#### PROVIDED DATA:
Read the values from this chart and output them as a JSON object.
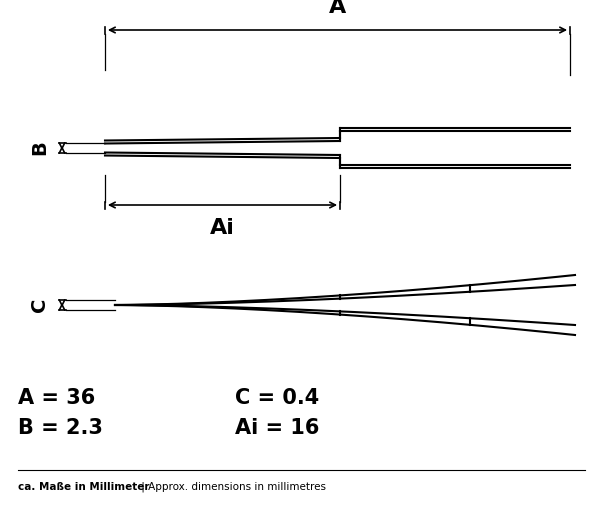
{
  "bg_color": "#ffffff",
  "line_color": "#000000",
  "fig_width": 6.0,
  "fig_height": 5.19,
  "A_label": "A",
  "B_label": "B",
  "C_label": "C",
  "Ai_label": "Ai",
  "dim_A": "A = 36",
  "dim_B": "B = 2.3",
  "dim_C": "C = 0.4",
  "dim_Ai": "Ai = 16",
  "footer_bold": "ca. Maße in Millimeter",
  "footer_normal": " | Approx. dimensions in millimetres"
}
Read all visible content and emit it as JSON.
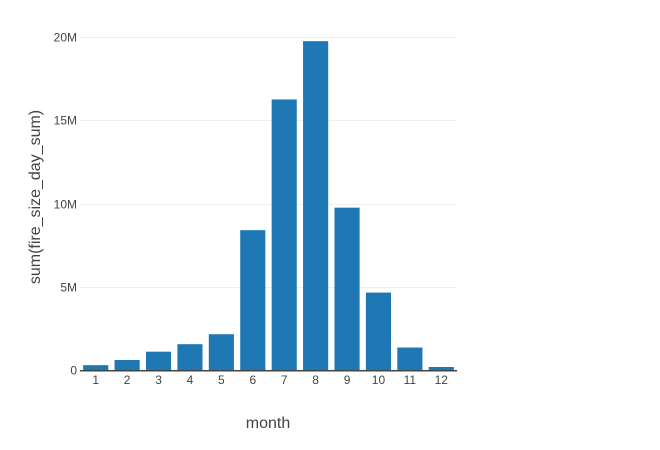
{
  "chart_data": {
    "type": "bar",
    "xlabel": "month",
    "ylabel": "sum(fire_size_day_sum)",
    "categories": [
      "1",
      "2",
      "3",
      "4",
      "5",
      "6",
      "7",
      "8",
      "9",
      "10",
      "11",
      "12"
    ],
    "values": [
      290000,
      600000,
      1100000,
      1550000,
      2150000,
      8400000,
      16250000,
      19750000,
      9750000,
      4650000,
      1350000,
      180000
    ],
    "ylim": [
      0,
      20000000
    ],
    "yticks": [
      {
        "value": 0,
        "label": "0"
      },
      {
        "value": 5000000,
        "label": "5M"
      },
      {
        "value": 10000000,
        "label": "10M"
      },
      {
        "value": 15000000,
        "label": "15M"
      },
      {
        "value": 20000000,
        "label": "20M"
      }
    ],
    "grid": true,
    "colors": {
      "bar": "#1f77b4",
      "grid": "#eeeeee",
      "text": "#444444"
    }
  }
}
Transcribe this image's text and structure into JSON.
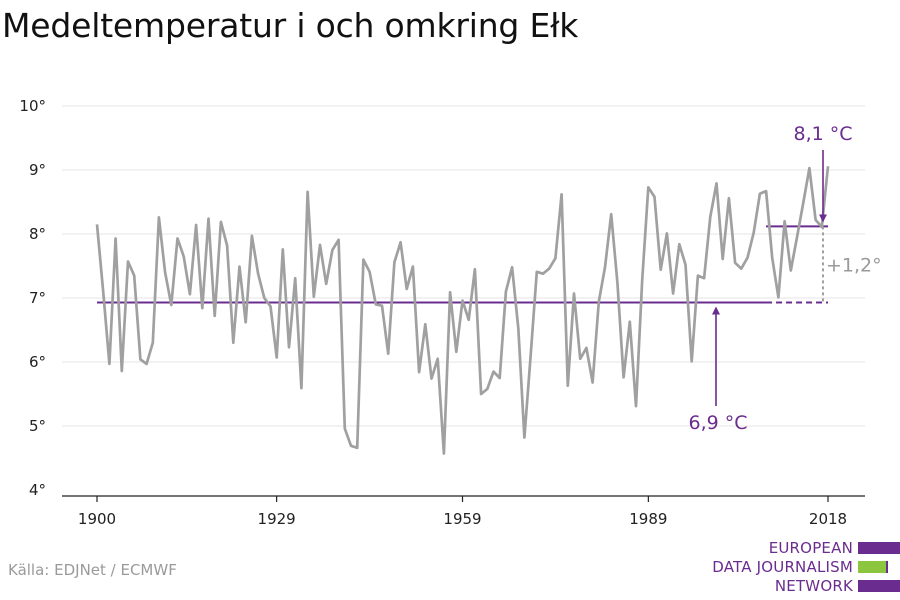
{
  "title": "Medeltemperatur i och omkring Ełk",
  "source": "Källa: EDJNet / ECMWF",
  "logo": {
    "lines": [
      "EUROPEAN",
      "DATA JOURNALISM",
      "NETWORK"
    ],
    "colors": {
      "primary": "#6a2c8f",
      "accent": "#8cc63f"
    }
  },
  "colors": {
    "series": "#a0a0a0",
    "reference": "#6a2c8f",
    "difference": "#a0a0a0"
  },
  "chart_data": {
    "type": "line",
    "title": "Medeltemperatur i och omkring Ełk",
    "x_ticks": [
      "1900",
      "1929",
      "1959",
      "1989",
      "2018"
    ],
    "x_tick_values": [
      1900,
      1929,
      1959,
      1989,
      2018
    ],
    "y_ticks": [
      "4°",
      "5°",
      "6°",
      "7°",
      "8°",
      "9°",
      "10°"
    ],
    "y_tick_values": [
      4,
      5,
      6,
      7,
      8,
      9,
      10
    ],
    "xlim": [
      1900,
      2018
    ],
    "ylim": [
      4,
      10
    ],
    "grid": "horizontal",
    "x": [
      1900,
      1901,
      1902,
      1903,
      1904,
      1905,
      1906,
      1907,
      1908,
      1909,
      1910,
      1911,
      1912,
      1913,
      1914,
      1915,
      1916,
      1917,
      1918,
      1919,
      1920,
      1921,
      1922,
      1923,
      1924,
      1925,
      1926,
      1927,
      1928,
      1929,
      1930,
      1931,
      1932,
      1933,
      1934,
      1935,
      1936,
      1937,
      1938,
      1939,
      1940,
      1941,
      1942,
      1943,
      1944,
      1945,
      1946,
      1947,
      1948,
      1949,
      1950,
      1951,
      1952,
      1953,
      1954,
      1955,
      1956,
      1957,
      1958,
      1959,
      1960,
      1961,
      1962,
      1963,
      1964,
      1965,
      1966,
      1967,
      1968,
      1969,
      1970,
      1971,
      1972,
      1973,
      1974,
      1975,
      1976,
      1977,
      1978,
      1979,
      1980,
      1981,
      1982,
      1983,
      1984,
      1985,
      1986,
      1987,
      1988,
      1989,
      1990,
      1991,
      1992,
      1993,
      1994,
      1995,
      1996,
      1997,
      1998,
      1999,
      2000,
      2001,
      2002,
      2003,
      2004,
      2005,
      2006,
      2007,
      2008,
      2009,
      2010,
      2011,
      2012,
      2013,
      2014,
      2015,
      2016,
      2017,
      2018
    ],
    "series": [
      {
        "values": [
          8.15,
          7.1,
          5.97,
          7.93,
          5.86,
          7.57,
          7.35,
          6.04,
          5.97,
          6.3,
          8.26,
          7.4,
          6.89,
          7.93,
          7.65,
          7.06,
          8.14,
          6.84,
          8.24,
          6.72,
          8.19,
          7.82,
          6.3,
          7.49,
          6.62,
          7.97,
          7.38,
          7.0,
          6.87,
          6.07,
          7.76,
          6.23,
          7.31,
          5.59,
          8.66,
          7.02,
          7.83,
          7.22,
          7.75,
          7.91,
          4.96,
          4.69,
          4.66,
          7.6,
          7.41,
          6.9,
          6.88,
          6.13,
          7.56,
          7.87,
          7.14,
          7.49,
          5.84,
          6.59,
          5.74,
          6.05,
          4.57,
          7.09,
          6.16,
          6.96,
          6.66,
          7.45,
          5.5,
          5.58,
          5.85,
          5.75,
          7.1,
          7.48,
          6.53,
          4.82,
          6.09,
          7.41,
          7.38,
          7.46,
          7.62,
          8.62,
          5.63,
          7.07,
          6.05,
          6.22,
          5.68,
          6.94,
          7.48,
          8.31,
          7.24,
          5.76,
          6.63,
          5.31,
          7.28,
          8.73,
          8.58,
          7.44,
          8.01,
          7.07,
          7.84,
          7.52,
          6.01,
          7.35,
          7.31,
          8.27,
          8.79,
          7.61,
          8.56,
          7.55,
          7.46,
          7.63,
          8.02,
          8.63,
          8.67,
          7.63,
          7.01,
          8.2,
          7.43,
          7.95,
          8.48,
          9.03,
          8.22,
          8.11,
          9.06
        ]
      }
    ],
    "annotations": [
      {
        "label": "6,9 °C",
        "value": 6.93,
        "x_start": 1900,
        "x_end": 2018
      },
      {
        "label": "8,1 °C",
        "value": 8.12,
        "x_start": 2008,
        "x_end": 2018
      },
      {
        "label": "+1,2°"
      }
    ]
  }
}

#### EXERCISE PROMPT:
Count how many lines above carry the word "text". Only the number is required.

#### TASK SOLUTION:
2